:: MATERIAL TO PROCESS ::

»»

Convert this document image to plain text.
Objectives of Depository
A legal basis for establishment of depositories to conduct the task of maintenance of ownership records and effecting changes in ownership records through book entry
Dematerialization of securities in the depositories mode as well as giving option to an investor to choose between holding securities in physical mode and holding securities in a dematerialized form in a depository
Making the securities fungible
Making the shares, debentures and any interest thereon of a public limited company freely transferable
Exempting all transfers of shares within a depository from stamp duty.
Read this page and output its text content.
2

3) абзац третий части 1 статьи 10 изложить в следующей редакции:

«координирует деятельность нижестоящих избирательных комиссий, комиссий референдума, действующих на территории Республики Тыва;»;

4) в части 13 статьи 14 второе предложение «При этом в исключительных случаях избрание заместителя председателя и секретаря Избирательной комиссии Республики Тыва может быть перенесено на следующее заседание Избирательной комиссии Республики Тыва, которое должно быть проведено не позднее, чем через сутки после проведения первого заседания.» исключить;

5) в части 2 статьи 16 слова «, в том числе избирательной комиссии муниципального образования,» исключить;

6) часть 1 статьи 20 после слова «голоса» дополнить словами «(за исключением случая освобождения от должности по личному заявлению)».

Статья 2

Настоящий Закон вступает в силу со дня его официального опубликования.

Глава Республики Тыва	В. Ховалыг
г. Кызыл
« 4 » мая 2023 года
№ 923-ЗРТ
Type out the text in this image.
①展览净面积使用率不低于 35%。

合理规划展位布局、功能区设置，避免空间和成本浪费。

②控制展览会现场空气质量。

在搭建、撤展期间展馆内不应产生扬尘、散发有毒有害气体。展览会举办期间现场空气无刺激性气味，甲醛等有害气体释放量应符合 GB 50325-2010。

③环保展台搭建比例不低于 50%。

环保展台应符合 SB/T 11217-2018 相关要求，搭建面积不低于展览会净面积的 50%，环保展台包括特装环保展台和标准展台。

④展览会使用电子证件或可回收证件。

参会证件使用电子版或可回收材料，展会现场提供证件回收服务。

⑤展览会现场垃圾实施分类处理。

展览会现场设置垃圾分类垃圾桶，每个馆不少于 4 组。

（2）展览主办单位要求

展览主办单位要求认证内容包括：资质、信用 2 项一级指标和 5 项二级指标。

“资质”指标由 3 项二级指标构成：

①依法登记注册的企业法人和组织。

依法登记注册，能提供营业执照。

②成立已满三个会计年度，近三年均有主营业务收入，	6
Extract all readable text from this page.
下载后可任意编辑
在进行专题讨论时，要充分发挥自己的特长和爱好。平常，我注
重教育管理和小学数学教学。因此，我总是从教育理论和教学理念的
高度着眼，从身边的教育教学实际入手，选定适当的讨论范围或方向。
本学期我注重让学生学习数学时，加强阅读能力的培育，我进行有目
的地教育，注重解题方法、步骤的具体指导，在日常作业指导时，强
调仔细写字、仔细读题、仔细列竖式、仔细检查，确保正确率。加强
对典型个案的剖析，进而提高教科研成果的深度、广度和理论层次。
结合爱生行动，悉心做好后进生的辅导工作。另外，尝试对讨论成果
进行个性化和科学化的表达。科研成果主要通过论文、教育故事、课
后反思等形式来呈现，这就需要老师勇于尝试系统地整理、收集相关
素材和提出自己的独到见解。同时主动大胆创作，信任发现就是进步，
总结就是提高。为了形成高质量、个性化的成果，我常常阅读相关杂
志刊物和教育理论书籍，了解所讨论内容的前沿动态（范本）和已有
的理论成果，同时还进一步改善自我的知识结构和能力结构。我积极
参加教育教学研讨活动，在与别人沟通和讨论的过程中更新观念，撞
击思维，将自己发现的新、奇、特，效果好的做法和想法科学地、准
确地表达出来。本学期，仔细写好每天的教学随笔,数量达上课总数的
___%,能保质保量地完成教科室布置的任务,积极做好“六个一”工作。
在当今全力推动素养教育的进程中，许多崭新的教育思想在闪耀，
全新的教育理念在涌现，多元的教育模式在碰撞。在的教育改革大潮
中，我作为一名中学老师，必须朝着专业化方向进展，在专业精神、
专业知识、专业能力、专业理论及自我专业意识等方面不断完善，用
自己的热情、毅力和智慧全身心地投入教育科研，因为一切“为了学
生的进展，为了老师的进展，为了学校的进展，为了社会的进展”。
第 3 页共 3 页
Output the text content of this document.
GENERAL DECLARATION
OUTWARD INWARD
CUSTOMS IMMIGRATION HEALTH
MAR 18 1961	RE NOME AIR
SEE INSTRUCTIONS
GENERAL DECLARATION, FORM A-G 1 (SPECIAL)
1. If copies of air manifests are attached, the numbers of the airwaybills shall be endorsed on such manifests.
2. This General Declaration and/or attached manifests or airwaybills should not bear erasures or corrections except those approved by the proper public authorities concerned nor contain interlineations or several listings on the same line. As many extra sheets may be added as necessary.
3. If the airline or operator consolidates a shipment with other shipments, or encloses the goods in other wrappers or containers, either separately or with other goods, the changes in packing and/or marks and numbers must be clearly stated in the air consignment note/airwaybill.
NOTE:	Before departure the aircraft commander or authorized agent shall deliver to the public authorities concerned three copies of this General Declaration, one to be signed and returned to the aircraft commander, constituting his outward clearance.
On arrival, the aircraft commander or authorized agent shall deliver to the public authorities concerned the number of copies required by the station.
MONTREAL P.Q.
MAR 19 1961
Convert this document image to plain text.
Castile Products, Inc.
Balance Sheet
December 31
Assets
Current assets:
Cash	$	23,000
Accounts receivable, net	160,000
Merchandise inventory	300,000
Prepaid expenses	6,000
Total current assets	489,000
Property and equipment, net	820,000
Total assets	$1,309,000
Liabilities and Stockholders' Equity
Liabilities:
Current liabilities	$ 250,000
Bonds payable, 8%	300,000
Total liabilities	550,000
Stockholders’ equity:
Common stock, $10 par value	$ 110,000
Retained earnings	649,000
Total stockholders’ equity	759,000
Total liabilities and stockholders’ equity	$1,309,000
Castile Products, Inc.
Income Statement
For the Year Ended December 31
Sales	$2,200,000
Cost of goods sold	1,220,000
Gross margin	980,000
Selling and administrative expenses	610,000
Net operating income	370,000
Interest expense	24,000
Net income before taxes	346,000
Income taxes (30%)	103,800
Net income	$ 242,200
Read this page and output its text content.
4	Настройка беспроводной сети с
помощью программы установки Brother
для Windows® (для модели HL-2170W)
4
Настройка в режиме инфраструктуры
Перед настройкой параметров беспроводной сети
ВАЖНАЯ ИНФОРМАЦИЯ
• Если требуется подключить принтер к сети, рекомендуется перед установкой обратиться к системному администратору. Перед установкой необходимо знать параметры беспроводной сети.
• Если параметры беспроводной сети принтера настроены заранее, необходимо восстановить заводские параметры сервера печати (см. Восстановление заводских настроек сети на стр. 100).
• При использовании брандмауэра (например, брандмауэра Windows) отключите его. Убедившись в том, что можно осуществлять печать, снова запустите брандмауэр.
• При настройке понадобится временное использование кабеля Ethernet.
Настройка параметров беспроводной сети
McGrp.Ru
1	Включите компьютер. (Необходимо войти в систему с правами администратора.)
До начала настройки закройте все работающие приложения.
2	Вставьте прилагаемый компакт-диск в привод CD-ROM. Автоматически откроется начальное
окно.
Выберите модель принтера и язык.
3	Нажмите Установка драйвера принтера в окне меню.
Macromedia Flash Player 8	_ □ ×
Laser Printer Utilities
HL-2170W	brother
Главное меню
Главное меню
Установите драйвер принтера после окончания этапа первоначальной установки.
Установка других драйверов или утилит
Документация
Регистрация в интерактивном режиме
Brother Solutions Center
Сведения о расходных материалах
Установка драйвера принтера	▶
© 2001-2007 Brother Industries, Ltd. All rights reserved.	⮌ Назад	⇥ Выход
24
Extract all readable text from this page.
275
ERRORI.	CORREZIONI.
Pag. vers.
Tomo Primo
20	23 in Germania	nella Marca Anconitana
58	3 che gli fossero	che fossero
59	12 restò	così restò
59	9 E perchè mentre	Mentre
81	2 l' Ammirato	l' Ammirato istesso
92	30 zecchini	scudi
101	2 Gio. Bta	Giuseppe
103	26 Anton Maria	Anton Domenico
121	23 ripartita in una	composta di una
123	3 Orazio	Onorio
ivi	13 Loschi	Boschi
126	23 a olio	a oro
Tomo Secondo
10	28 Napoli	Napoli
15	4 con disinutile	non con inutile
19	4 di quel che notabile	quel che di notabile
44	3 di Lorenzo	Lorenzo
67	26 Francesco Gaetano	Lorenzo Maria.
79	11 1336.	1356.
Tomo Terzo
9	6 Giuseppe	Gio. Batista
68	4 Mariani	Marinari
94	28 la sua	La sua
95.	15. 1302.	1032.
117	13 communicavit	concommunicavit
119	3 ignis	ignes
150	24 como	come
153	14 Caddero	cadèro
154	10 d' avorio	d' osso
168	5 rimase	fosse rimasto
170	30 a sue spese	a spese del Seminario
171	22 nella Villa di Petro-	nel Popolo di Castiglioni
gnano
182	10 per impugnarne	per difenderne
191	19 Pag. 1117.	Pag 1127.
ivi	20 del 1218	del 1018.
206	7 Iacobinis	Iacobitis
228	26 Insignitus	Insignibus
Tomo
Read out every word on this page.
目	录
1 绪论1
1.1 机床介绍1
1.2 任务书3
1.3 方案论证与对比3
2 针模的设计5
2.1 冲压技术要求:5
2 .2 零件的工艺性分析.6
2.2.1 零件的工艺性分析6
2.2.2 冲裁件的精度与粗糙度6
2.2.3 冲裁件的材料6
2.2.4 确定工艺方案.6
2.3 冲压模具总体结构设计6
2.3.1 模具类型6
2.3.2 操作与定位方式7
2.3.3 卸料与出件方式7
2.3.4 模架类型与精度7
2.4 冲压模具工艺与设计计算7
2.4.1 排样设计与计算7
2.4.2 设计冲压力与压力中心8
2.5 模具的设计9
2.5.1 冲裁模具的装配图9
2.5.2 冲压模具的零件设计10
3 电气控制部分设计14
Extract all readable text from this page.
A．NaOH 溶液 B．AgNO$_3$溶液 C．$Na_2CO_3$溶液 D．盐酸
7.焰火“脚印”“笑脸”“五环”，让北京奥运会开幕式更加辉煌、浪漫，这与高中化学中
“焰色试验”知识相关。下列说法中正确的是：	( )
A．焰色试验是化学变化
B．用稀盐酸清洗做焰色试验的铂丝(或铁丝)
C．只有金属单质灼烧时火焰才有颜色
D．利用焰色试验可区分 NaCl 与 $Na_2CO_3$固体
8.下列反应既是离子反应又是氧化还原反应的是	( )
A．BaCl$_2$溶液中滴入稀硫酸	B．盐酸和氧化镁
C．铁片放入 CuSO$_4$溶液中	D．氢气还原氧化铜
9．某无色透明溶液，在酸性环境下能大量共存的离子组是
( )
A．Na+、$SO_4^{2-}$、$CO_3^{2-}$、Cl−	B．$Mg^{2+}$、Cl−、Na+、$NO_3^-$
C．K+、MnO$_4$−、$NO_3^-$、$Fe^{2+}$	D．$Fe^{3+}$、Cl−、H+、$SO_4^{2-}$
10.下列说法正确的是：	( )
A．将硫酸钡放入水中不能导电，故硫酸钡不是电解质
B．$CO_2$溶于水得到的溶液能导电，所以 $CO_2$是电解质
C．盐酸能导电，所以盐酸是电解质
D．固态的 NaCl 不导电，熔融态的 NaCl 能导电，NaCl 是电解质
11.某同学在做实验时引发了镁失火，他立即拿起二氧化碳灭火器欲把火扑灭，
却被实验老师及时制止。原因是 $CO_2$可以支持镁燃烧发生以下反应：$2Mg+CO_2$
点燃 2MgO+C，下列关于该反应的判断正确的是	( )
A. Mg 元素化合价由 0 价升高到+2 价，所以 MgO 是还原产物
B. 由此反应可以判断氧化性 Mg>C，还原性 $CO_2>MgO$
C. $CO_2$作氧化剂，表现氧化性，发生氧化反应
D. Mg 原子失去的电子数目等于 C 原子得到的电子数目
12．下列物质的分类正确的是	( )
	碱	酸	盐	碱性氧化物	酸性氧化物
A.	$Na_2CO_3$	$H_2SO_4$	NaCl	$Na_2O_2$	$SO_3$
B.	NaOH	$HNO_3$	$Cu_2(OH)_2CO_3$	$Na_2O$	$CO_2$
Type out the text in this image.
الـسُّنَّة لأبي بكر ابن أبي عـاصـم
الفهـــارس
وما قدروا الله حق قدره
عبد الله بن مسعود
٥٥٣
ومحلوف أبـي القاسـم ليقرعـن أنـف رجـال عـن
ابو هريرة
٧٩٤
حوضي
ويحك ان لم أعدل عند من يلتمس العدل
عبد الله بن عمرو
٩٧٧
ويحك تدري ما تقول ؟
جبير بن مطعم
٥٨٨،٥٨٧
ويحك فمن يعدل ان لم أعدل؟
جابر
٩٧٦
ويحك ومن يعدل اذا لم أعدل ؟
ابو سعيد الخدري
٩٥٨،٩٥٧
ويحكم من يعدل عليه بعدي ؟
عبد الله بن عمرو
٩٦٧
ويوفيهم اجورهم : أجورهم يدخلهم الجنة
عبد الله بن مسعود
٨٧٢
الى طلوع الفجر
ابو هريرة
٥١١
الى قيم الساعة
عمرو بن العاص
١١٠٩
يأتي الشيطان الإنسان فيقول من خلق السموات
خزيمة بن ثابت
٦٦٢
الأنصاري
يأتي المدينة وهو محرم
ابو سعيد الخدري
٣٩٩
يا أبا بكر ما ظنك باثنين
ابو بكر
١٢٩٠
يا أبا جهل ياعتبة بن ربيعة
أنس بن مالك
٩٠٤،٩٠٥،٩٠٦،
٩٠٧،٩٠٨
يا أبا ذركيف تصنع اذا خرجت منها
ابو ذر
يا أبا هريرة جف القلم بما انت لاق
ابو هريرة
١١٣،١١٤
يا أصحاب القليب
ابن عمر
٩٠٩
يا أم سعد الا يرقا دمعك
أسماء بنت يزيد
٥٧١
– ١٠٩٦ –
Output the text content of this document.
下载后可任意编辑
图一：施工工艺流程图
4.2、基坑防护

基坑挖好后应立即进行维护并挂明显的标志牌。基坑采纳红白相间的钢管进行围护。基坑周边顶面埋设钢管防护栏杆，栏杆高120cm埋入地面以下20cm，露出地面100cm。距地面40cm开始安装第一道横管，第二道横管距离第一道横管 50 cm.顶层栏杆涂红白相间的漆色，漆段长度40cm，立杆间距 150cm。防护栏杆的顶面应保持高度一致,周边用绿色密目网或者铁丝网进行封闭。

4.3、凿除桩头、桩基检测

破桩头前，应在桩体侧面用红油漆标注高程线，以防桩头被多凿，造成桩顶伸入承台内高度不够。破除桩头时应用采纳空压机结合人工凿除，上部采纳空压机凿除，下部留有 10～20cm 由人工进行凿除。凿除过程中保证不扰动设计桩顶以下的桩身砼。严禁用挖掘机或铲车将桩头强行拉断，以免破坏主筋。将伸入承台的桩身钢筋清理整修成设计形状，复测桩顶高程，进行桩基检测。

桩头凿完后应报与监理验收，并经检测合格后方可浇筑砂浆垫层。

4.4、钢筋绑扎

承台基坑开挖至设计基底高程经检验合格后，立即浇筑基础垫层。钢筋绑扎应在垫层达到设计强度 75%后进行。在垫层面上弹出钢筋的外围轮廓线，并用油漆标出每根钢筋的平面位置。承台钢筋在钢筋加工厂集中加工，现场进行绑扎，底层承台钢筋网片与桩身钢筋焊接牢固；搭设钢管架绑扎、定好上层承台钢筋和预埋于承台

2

««

:: PROBLEM TO WORK ON ::
Check the data for the word "agent" and pull out the lines that have it.

:: RESULT OF THE TASK ::
NOTE:	Before departure the aircraft commander or authorized agent shall deliver to the public authorities concerned three copies of this General Declaration, one to be signed and returned to the aircraft commander, constituting his outward clearance.
On arrival, the aircraft commander or authorized agent shall deliver to the public authorities concerned the number of copies required by the station.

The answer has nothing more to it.